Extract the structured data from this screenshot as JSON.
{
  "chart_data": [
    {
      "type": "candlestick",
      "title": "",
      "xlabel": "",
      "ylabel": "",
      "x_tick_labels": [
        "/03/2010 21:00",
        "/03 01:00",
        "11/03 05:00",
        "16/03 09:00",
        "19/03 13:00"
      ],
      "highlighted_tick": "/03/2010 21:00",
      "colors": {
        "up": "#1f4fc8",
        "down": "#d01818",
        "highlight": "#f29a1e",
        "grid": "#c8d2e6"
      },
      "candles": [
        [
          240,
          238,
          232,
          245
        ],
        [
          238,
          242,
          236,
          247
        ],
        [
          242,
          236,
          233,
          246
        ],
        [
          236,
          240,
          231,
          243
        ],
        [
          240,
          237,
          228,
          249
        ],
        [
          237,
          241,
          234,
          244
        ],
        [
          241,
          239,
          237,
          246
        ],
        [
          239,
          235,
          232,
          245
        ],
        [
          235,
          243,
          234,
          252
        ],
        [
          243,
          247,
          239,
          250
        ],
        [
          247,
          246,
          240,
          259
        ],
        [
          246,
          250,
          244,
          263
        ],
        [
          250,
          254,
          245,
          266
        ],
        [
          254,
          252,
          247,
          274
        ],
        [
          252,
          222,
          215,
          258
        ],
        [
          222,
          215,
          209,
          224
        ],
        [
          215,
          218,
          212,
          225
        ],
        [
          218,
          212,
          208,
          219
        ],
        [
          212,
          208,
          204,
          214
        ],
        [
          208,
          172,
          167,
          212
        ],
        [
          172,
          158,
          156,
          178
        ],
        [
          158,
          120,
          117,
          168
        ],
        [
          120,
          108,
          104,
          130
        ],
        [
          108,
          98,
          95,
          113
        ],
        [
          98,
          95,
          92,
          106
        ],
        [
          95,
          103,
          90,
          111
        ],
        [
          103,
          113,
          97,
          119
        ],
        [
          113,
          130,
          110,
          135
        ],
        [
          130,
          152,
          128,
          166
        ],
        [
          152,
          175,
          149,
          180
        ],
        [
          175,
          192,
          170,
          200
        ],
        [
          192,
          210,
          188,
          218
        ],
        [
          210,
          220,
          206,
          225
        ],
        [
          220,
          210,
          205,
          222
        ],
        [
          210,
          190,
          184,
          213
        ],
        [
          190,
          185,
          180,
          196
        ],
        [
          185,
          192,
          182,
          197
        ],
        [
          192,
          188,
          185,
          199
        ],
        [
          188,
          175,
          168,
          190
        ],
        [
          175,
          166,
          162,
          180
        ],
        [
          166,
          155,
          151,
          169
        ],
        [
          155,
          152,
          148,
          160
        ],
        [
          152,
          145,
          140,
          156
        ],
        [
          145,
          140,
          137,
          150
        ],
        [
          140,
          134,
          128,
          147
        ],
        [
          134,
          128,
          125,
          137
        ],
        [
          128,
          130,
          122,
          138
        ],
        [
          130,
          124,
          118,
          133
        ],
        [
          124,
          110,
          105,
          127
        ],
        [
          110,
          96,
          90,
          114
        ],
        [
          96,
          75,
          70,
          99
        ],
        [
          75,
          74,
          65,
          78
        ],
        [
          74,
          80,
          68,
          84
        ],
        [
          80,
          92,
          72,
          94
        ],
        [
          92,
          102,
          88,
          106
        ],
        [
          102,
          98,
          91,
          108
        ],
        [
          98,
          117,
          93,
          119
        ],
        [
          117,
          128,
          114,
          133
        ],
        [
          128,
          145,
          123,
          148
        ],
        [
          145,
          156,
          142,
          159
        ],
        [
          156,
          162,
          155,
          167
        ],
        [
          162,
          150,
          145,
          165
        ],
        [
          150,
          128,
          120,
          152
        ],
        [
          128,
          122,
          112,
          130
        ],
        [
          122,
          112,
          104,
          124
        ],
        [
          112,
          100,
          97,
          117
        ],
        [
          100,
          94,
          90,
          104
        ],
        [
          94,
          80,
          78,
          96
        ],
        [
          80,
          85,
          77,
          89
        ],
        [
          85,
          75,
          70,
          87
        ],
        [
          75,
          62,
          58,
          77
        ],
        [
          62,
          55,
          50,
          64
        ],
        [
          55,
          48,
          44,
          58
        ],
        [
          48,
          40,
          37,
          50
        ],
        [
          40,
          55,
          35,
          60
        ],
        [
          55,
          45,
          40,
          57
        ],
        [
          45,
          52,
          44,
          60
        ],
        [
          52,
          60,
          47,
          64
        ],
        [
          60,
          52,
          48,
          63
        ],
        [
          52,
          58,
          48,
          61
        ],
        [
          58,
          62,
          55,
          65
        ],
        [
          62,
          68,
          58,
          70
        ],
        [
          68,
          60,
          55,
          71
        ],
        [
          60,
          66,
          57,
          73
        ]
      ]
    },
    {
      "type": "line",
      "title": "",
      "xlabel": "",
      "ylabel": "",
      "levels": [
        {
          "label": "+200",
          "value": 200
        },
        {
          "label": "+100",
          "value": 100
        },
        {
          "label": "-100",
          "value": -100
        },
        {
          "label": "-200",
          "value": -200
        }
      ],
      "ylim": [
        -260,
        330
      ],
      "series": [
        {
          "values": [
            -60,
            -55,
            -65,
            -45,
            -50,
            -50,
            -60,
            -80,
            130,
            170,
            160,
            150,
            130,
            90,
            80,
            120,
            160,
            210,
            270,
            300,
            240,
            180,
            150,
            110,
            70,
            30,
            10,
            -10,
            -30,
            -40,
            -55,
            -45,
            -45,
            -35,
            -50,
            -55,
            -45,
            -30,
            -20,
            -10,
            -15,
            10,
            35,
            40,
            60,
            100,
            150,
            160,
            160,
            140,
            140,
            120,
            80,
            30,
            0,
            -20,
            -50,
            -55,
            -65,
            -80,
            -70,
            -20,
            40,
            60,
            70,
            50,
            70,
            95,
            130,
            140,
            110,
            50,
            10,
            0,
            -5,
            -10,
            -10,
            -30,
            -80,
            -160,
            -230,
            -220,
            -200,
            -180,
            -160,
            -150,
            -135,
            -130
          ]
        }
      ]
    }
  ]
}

══════

### Exercise task:
Give all the records again. Match them exactly.

### Reply to the exercise:
Extract the structured data from this screenshot as JSON.
{
  "chart_data": [
    {
      "type": "candlestick",
      "title": "",
      "xlabel": "",
      "ylabel": "",
      "x_tick_labels": [
        "/03/2010 21:00",
        "/03 01:00",
        "11/03 05:00",
        "16/03 09:00",
        "19/03 13:00"
      ],
      "highlighted_tick": "/03/2010 21:00",
      "colors": {
        "up": "#1f4fc8",
        "down": "#d01818",
        "highlight": "#f29a1e",
        "grid": "#c8d2e6"
      },
      "candles": [
        [
          240,
          238,
          232,
          245
        ],
        [
          238,
          242,
          236,
          247
        ],
        [
          242,
          236,
          233,
          246
        ],
        [
          236,
          240,
          231,
          243
        ],
        [
          240,
          237,
          228,
          249
        ],
        [
          237,
          241,
          234,
          244
        ],
        [
          241,
          239,
          237,
          246
        ],
        [
          239,
          235,
          232,
          245
        ],
        [
          235,
          243,
          234,
          252
        ],
        [
          243,
          247,
          239,
          250
        ],
        [
          247,
          246,
          240,
          259
        ],
        [
          246,
          250,
          244,
          263
        ],
        [
          250,
          254,
          245,
          266
        ],
        [
          254,
          252,
          247,
          274
        ],
        [
          252,
          222,
          215,
          258
        ],
        [
          222,
          215,
          209,
          224
        ],
        [
          215,
          218,
          212,
          225
        ],
        [
          218,
          212,
          208,
          219
        ],
        [
          212,
          208,
          204,
          214
        ],
        [
          208,
          172,
          167,
          212
        ],
        [
          172,
          158,
          156,
          178
        ],
        [
          158,
          120,
          117,
          168
        ],
        [
          120,
          108,
          104,
          130
        ],
        [
          108,
          98,
          95,
          113
        ],
        [
          98,
          95,
          92,
          106
        ],
        [
          95,
          103,
          90,
          111
        ],
        [
          103,
          113,
          97,
          119
        ],
        [
          113,
          130,
          110,
          135
        ],
        [
          130,
          152,
          128,
          166
        ],
        [
          152,
          175,
          149,
          180
        ],
        [
          175,
          192,
          170,
          200
        ],
        [
          192,
          210,
          188,
          218
        ],
        [
          210,
          220,
          206,
          225
        ],
        [
          220,
          210,
          205,
          222
        ],
        [
          210,
          190,
          184,
          213
        ],
        [
          190,
          185,
          180,
          196
        ],
        [
          185,
          192,
          182,
          197
        ],
        [
          192,
          188,
          185,
          199
        ],
        [
          188,
          175,
          168,
          190
        ],
        [
          175,
          166,
          162,
          180
        ],
        [
          166,
          155,
          151,
          169
        ],
        [
          155,
          152,
          148,
          160
        ],
        [
          152,
          145,
          140,
          156
        ],
        [
          145,
          140,
          137,
          150
        ],
        [
          140,
          134,
          128,
          147
        ],
        [
          134,
          128,
          125,
          137
        ],
        [
          128,
          130,
          122,
          138
        ],
        [
          130,
          124,
          118,
          133
        ],
        [
          124,
          110,
          105,
          127
        ],
        [
          110,
          96,
          90,
          114
        ],
        [
          96,
          75,
          70,
          99
        ],
        [
          75,
          74,
          65,
          78
        ],
        [
          74,
          80,
          68,
          84
        ],
        [
          80,
          92,
          72,
          94
        ],
        [
          92,
          102,
          88,
          106
        ],
        [
          102,
          98,
          91,
          108
        ],
        [
          98,
          117,
          93,
          119
        ],
        [
          117,
          128,
          114,
          133
        ],
        [
          128,
          145,
          123,
          148
        ],
        [
          145,
          156,
          142,
          159
        ],
        [
          156,
          162,
          155,
          167
        ],
        [
          162,
          150,
          145,
          165
        ],
        [
          150,
          128,
          120,
          152
        ],
        [
          128,
          122,
          112,
          130
        ],
        [
          122,
          112,
          104,
          124
        ],
        [
          112,
          100,
          97,
          117
        ],
        [
          100,
          94,
          90,
          104
        ],
        [
          94,
          80,
          78,
          96
        ],
        [
          80,
          85,
          77,
          89
        ],
        [
          85,
          75,
          70,
          87
        ],
        [
          75,
          62,
          58,
          77
        ],
        [
          62,
          55,
          50,
          64
        ],
        [
          55,
          48,
          44,
          58
        ],
        [
          48,
          40,
          37,
          50
        ],
        [
          40,
          55,
          35,
          60
        ],
        [
          55,
          45,
          40,
          57
        ],
        [
          45,
          52,
          44,
          60
        ],
        [
          52,
          60,
          47,
          64
        ],
        [
          60,
          52,
          48,
          63
        ],
        [
          52,
          58,
          48,
          61
        ],
        [
          58,
          62,
          55,
          65
        ],
        [
          62,
          68,
          58,
          70
        ],
        [
          68,
          60,
          55,
          71
        ],
        [
          60,
          66,
          57,
          73
        ]
      ]
    },
    {
      "type": "line",
      "title": "",
      "xlabel": "",
      "ylabel": "",
      "levels": [
        {
          "label": "+200",
          "value": 200
        },
        {
          "label": "+100",
          "value": 100
        },
        {
          "label": "-100",
          "value": -100
        },
        {
          "label": "-200",
          "value": -200
        }
      ],
      "ylim": [
        -260,
        330
      ],
      "series": [
        {
          "values": [
            -60,
            -55,
            -65,
            -45,
            -50,
            -50,
            -60,
            -80,
            130,
            170,
            160,
            150,
            130,
            90,
            80,
            120,
            160,
            210,
            270,
            300,
            240,
            180,
            150,
            110,
            70,
            30,
            10,
            -10,
            -30,
            -40,
            -55,
            -45,
            -45,
            -35,
            -50,
            -55,
            -45,
            -30,
            -20,
            -10,
            -15,
            10,
            35,
            40,
            60,
            100,
            150,
            160,
            160,
            140,
            140,
            120,
            80,
            30,
            0,
            -20,
            -50,
            -55,
            -65,
            -80,
            -70,
            -20,
            40,
            60,
            70,
            50,
            70,
            95,
            130,
            140,
            110,
            50,
            10,
            0,
            -5,
            -10,
            -10,
            -30,
            -80,
            -160,
            -230,
            -220,
            -200,
            -180,
            -160,
            -150,
            -135,
            -130
          ]
        }
      ]
    }
  ]
}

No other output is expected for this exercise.